--- START GIVEN RECORDS ---

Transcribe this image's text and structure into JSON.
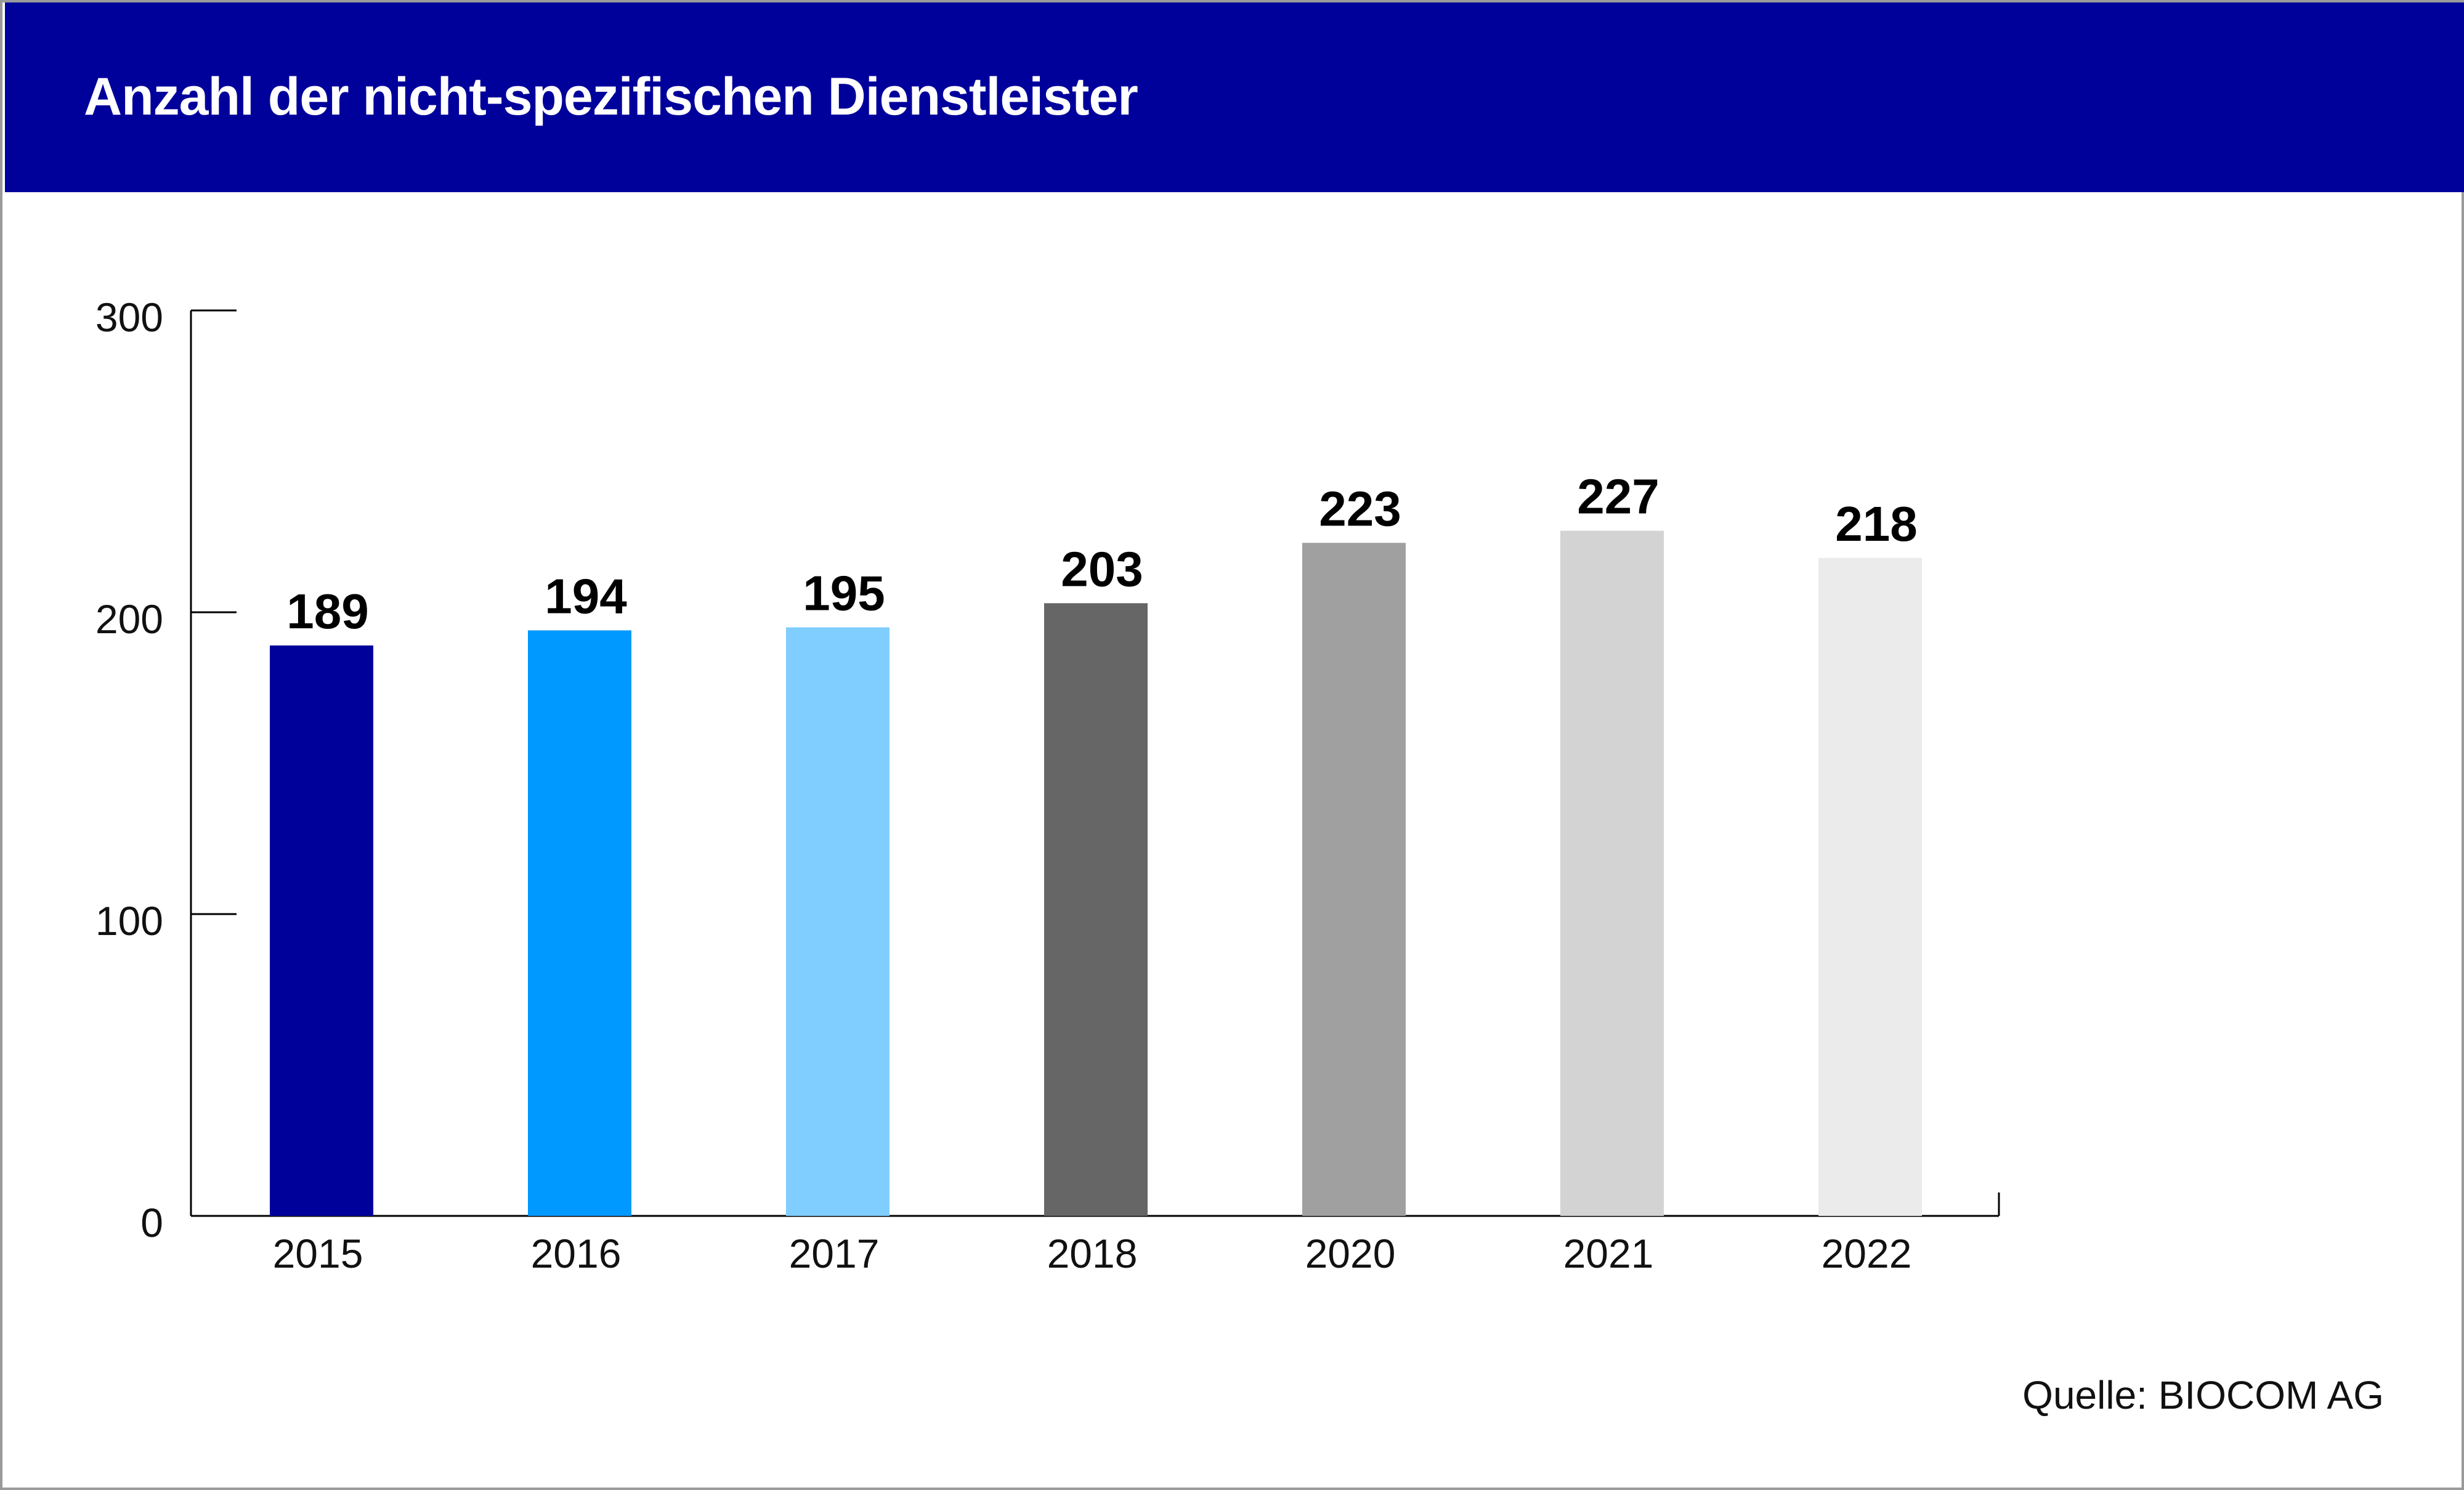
{
  "header": {
    "title": "Anzahl der nicht-spezifischen Dienstleister",
    "background_color": "#00009b",
    "title_color": "#ffffff"
  },
  "source": "Quelle: BIOCOM AG",
  "chart_data": {
    "type": "bar",
    "title": "Anzahl der nicht-spezifischen Dienstleister",
    "xlabel": "",
    "ylabel": "",
    "categories": [
      "2015",
      "2016",
      "2017",
      "2018",
      "2020",
      "2021",
      "2022"
    ],
    "values": [
      189,
      194,
      195,
      203,
      223,
      227,
      218
    ],
    "data_labels": [
      "189",
      "194",
      "195",
      "203",
      "223",
      "227",
      "218"
    ],
    "bar_colors": [
      "#00009b",
      "#0099ff",
      "#80ceff",
      "#666666",
      "#a0a0a0",
      "#d3d3d3",
      "#ebebeb"
    ],
    "ylim": [
      0,
      300
    ],
    "yticks": [
      0,
      100,
      200,
      300
    ],
    "ytick_labels": [
      "0",
      "100",
      "200",
      "300"
    ],
    "grid": false,
    "legend": "none"
  }
}
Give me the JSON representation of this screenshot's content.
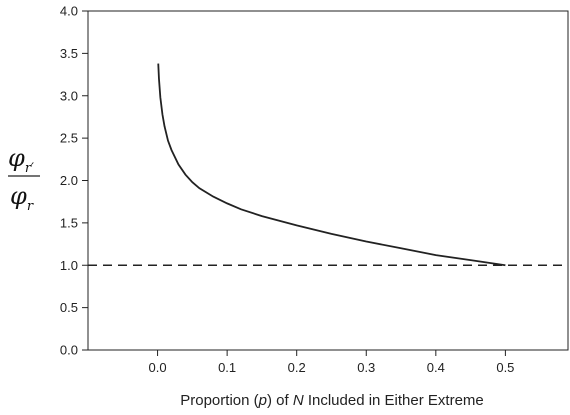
{
  "chart_data": {
    "type": "line",
    "title": "",
    "xlabel": {
      "prefix": "Proportion (",
      "p": "p",
      "middle": ") of ",
      "n": "N",
      "suffix": " Included in Either Extreme"
    },
    "ylabel": {
      "numerator_symbol": "φ",
      "numerator_subscript": "r′",
      "denominator_symbol": "φ",
      "denominator_subscript": "r"
    },
    "xlim": [
      -0.1,
      0.59
    ],
    "ylim": [
      0,
      4
    ],
    "x_ticks": [
      0.0,
      0.1,
      0.2,
      0.3,
      0.4,
      0.5
    ],
    "x_tick_labels": [
      "0.0",
      "0.1",
      "0.2",
      "0.3",
      "0.4",
      "0.5"
    ],
    "y_ticks": [
      0,
      0.5,
      1.0,
      1.5,
      2.0,
      2.5,
      3.0,
      3.5,
      4.0
    ],
    "y_tick_labels": [
      "0.0",
      "0.5",
      "1.0",
      "1.5",
      "2.0",
      "2.5",
      "3.0",
      "3.5",
      "4.0"
    ],
    "grid": false,
    "series": [
      {
        "style": "solid",
        "color": "#222222",
        "x": [
          0.001,
          0.002,
          0.004,
          0.007,
          0.01,
          0.015,
          0.02,
          0.03,
          0.04,
          0.05,
          0.06,
          0.08,
          0.1,
          0.12,
          0.15,
          0.2,
          0.25,
          0.3,
          0.35,
          0.4,
          0.45,
          0.5
        ],
        "y": [
          3.38,
          3.2,
          2.98,
          2.78,
          2.64,
          2.47,
          2.36,
          2.19,
          2.07,
          1.98,
          1.91,
          1.81,
          1.73,
          1.66,
          1.58,
          1.47,
          1.37,
          1.28,
          1.2,
          1.12,
          1.06,
          1.0
        ]
      },
      {
        "style": "dashed",
        "color": "#222222",
        "x": [
          -0.1,
          0.59
        ],
        "y": [
          1.0,
          1.0
        ]
      }
    ]
  }
}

--- END GIVEN RECORDS ---

SHORT EXERCISE
Reproduce all of the material above word for word. Omit the pictures.

RESPONSE BELOW
Transcribe this image's text and structure into JSON.
{
  "header": {
    "title": "Anzahl der nicht-spezifischen Dienstleister",
    "background_color": "#00009b",
    "title_color": "#ffffff"
  },
  "source": "Quelle: BIOCOM AG",
  "chart_data": {
    "type": "bar",
    "title": "Anzahl der nicht-spezifischen Dienstleister",
    "xlabel": "",
    "ylabel": "",
    "categories": [
      "2015",
      "2016",
      "2017",
      "2018",
      "2020",
      "2021",
      "2022"
    ],
    "values": [
      189,
      194,
      195,
      203,
      223,
      227,
      218
    ],
    "data_labels": [
      "189",
      "194",
      "195",
      "203",
      "223",
      "227",
      "218"
    ],
    "bar_colors": [
      "#00009b",
      "#0099ff",
      "#80ceff",
      "#666666",
      "#a0a0a0",
      "#d3d3d3",
      "#ebebeb"
    ],
    "ylim": [
      0,
      300
    ],
    "yticks": [
      0,
      100,
      200,
      300
    ],
    "ytick_labels": [
      "0",
      "100",
      "200",
      "300"
    ],
    "grid": false,
    "legend": "none"
  }
}
Give me the JSON representation of this screenshot's content.
{
  "chart_data": {
    "type": "line",
    "title": "",
    "xlabel": {
      "prefix": "Proportion (",
      "p": "p",
      "middle": ") of ",
      "n": "N",
      "suffix": " Included in Either Extreme"
    },
    "ylabel": {
      "numerator_symbol": "φ",
      "numerator_subscript": "r′",
      "denominator_symbol": "φ",
      "denominator_subscript": "r"
    },
    "xlim": [
      -0.1,
      0.59
    ],
    "ylim": [
      0,
      4
    ],
    "x_ticks": [
      0.0,
      0.1,
      0.2,
      0.3,
      0.4,
      0.5
    ],
    "x_tick_labels": [
      "0.0",
      "0.1",
      "0.2",
      "0.3",
      "0.4",
      "0.5"
    ],
    "y_ticks": [
      0,
      0.5,
      1.0,
      1.5,
      2.0,
      2.5,
      3.0,
      3.5,
      4.0
    ],
    "y_tick_labels": [
      "0.0",
      "0.5",
      "1.0",
      "1.5",
      "2.0",
      "2.5",
      "3.0",
      "3.5",
      "4.0"
    ],
    "grid": false,
    "series": [
      {
        "style": "solid",
        "color": "#222222",
        "x": [
          0.001,
          0.002,
          0.004,
          0.007,
          0.01,
          0.015,
          0.02,
          0.03,
          0.04,
          0.05,
          0.06,
          0.08,
          0.1,
          0.12,
          0.15,
          0.2,
          0.25,
          0.3,
          0.35,
          0.4,
          0.45,
          0.5
        ],
        "y": [
          3.38,
          3.2,
          2.98,
          2.78,
          2.64,
          2.47,
          2.36,
          2.19,
          2.07,
          1.98,
          1.91,
          1.81,
          1.73,
          1.66,
          1.58,
          1.47,
          1.37,
          1.28,
          1.2,
          1.12,
          1.06,
          1.0
        ]
      },
      {
        "style": "dashed",
        "color": "#222222",
        "x": [
          -0.1,
          0.59
        ],
        "y": [
          1.0,
          1.0
        ]
      }
    ]
  }
}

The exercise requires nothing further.